* [EXERCISE INSTRUCTIONS] Copy out the data verbatim, everything from the line containing "207 101 228</box>" down to the line containing "For every button, label, input, icon, or", with both of those lines included.

* [RECORDS SUPPLIED]
* * * * * * *
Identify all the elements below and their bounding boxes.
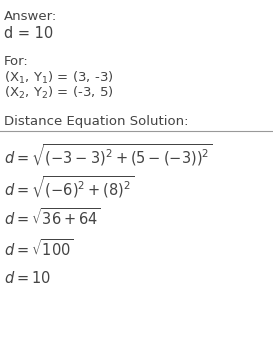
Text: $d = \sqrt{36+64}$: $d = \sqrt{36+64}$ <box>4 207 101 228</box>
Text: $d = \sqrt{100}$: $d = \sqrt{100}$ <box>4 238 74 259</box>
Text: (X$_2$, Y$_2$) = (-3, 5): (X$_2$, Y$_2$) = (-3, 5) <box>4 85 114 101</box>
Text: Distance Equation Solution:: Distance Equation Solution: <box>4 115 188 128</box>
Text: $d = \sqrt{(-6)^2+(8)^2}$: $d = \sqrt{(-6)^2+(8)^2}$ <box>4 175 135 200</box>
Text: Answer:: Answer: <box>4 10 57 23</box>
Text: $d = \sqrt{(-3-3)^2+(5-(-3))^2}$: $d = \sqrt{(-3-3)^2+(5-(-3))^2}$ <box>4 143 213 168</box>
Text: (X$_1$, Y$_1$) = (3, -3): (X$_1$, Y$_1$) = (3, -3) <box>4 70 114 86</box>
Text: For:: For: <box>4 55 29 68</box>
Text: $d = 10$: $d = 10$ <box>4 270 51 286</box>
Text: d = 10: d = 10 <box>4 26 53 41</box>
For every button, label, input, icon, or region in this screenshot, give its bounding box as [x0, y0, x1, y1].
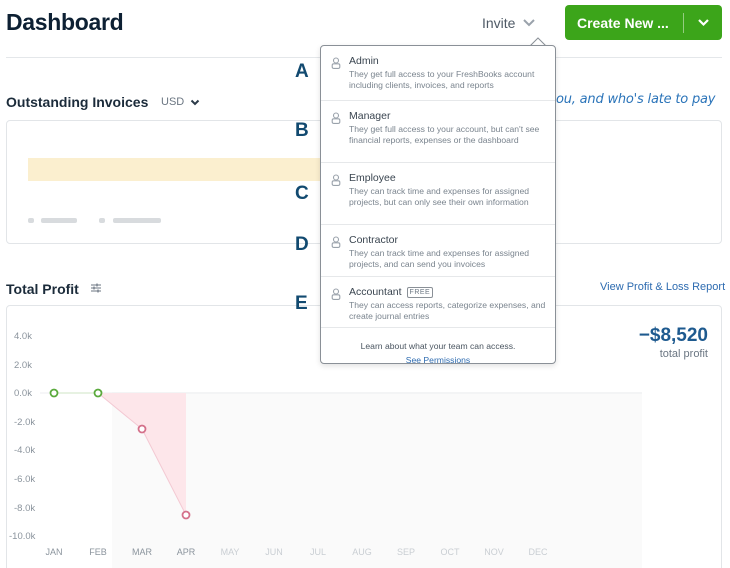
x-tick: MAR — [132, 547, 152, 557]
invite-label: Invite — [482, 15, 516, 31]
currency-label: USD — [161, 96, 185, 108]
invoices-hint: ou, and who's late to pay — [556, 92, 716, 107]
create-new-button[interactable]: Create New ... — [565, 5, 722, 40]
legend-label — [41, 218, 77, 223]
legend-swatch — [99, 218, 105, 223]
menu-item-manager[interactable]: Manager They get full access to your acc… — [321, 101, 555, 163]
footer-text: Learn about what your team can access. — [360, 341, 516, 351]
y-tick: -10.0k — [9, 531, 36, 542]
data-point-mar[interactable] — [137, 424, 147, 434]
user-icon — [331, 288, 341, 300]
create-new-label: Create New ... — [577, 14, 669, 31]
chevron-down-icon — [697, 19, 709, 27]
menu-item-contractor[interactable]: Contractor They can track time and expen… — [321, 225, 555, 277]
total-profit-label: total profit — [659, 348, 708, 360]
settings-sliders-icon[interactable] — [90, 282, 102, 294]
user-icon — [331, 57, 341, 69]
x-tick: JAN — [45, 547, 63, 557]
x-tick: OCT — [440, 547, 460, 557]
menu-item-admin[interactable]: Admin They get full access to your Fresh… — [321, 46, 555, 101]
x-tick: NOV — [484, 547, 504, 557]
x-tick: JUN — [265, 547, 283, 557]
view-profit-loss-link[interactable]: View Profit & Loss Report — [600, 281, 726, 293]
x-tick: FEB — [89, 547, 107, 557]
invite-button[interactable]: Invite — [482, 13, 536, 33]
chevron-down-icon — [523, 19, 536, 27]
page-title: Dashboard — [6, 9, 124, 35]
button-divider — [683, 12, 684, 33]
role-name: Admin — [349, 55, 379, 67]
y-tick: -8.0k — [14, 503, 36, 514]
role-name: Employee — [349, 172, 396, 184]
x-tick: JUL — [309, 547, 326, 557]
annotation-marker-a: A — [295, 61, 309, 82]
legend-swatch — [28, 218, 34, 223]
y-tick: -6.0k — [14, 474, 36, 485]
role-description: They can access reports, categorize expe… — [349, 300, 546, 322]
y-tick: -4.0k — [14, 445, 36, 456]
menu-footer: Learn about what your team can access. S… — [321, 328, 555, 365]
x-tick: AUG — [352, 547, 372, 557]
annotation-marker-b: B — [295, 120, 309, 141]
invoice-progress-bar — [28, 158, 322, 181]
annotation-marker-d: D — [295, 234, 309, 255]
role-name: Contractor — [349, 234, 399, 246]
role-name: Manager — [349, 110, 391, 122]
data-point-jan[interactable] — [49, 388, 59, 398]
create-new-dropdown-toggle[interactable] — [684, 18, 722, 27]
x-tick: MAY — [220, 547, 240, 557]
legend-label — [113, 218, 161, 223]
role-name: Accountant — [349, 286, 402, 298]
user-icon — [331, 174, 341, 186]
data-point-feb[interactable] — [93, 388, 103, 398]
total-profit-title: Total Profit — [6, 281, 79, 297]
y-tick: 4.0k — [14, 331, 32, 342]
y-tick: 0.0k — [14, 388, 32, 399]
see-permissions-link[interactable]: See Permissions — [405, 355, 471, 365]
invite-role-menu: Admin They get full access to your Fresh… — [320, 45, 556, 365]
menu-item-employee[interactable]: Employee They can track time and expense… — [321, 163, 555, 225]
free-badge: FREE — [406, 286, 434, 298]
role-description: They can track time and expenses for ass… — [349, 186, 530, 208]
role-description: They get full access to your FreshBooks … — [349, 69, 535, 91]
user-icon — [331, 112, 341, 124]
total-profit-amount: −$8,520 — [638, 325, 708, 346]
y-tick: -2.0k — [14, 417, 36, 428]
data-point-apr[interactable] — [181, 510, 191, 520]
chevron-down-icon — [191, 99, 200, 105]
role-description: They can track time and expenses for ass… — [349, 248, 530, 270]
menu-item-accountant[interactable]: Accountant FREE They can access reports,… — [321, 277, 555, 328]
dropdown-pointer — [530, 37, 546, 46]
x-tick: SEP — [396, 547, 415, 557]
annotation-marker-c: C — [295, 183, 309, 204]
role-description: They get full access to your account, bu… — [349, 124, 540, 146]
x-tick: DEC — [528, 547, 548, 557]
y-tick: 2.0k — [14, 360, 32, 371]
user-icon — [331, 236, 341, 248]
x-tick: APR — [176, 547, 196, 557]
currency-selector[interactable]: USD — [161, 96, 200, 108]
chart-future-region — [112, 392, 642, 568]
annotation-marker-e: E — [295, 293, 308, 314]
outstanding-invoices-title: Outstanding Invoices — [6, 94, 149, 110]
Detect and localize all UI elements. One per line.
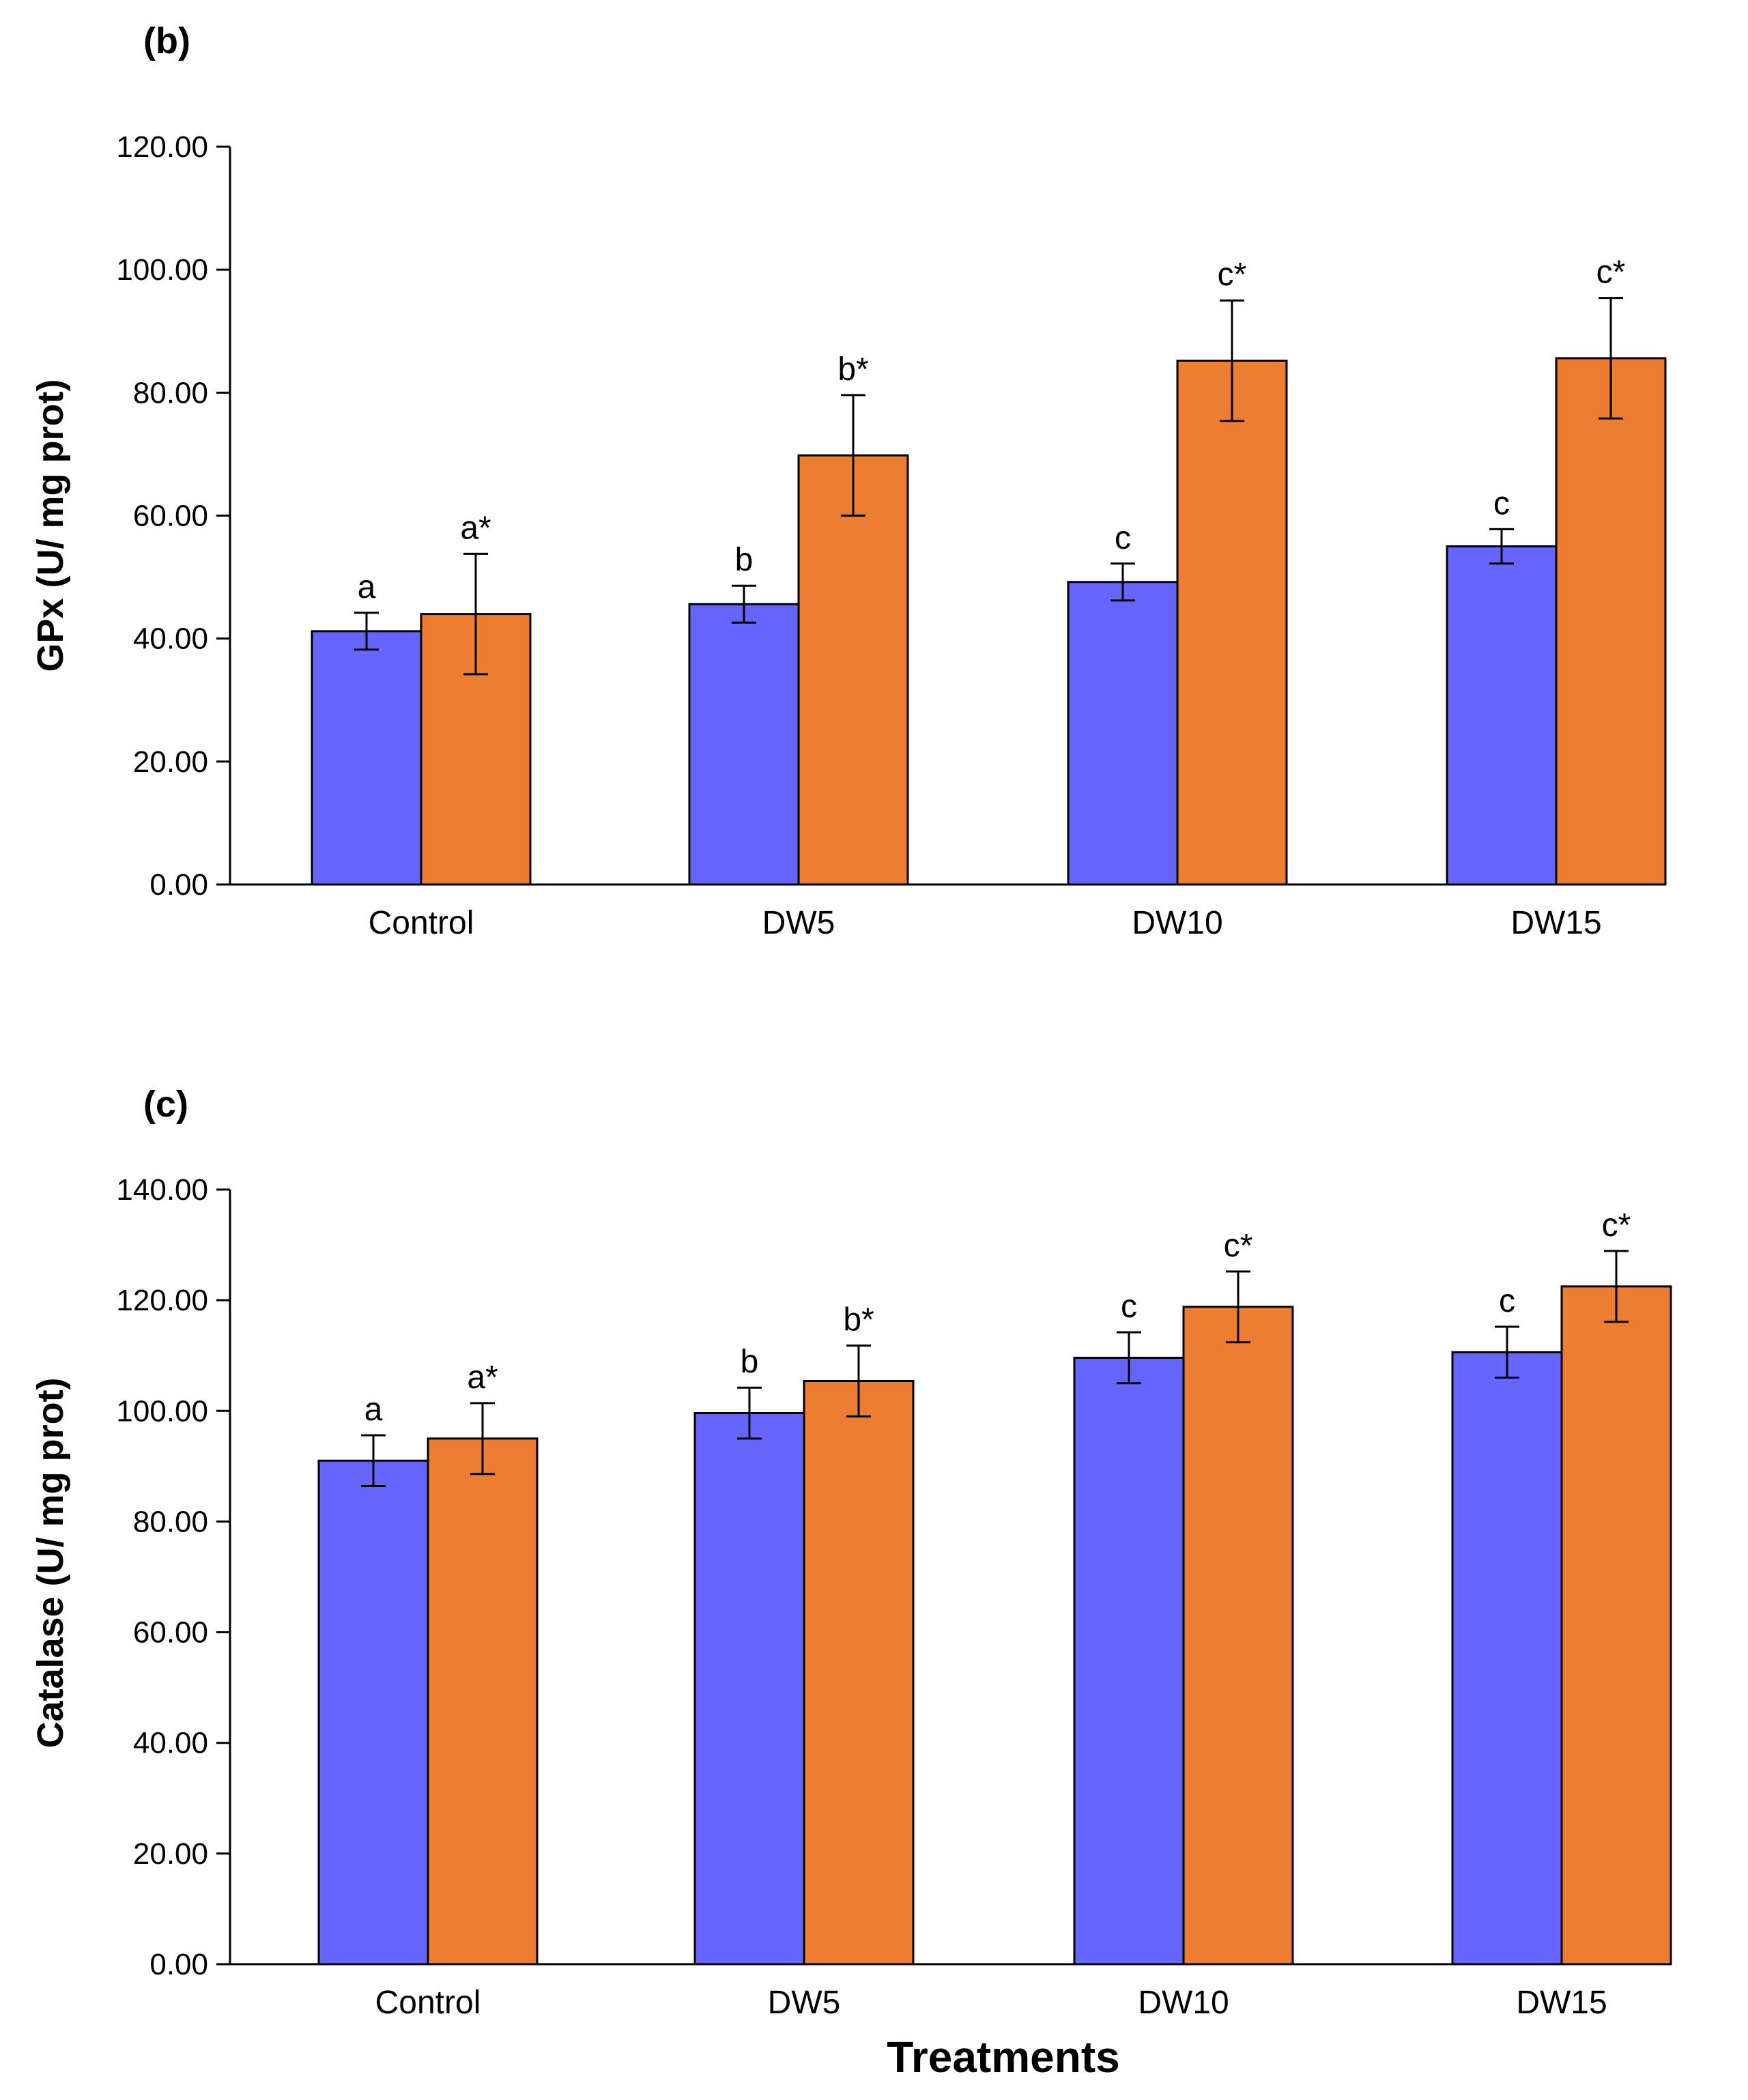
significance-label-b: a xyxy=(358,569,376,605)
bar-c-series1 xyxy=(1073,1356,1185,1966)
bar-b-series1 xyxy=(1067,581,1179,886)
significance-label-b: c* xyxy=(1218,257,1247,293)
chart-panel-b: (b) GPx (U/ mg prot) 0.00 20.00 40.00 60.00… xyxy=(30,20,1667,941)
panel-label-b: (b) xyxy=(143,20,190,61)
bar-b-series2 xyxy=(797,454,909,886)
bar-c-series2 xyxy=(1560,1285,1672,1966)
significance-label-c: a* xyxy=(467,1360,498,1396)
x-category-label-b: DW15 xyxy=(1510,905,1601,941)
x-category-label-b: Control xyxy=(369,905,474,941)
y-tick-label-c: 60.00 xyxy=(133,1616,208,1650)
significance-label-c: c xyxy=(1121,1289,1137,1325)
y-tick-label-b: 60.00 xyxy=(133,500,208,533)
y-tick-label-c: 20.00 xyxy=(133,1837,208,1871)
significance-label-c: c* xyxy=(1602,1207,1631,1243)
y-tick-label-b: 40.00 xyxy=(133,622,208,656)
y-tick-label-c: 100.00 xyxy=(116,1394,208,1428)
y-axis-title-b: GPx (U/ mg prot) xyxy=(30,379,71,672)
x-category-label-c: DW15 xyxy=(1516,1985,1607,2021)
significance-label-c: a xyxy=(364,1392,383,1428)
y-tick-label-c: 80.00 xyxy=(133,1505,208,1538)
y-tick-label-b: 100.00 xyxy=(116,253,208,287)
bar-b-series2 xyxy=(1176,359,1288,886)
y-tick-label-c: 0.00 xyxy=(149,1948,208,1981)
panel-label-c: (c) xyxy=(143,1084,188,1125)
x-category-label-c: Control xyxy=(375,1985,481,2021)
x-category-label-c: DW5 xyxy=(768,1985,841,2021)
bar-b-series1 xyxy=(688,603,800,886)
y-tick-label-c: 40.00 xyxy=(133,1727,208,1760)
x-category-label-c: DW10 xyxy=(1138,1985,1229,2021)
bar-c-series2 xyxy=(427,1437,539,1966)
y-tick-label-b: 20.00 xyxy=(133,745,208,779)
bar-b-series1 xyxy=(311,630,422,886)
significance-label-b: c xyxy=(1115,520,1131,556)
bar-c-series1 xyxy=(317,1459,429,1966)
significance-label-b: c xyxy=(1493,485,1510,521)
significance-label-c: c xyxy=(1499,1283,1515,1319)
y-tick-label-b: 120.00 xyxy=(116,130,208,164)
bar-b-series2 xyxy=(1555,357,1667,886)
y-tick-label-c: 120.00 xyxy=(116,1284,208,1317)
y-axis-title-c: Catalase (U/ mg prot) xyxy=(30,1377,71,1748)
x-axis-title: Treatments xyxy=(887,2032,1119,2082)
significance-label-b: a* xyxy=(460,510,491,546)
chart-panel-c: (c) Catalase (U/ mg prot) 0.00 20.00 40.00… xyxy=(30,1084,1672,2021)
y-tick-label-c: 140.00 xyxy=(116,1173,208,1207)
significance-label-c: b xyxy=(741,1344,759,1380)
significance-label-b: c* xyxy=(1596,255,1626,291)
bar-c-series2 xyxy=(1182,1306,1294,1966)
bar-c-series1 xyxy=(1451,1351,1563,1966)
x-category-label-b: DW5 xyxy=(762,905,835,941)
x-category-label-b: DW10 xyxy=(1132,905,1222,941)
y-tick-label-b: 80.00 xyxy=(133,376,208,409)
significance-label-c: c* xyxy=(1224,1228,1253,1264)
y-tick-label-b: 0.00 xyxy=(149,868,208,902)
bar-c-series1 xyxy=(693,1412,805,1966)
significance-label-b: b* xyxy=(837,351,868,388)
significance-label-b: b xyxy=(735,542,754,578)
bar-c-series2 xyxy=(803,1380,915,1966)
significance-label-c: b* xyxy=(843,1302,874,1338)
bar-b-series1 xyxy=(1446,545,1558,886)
* * * * * * *
* [SOLVED EXERCISE]
Text: $d = \sqrt{36+64}$: $d = \sqrt{36+64}$ <box>4 207 101 228</box>
Text: $d = \sqrt{100}$: $d = \sqrt{100}$ <box>4 238 74 259</box>
Text: (X$_2$, Y$_2$) = (-3, 5): (X$_2$, Y$_2$) = (-3, 5) <box>4 85 114 101</box>
Text: Distance Equation Solution:: Distance Equation Solution: <box>4 115 188 128</box>
Text: $d = \sqrt{(-6)^2+(8)^2}$: $d = \sqrt{(-6)^2+(8)^2}$ <box>4 175 135 200</box>
Text: Answer:: Answer: <box>4 10 57 23</box>
Text: $d = \sqrt{(-3-3)^2+(5-(-3))^2}$: $d = \sqrt{(-3-3)^2+(5-(-3))^2}$ <box>4 143 213 168</box>
Text: (X$_1$, Y$_1$) = (3, -3): (X$_1$, Y$_1$) = (3, -3) <box>4 70 114 86</box>
Text: For:: For: <box>4 55 29 68</box>
Text: $d = 10$: $d = 10$ <box>4 270 51 286</box>
Text: d = 10: d = 10 <box>4 26 53 41</box>
For every button, label, input, icon, or region in this screenshot, give its bounding box as [x0, y0, x1, y1].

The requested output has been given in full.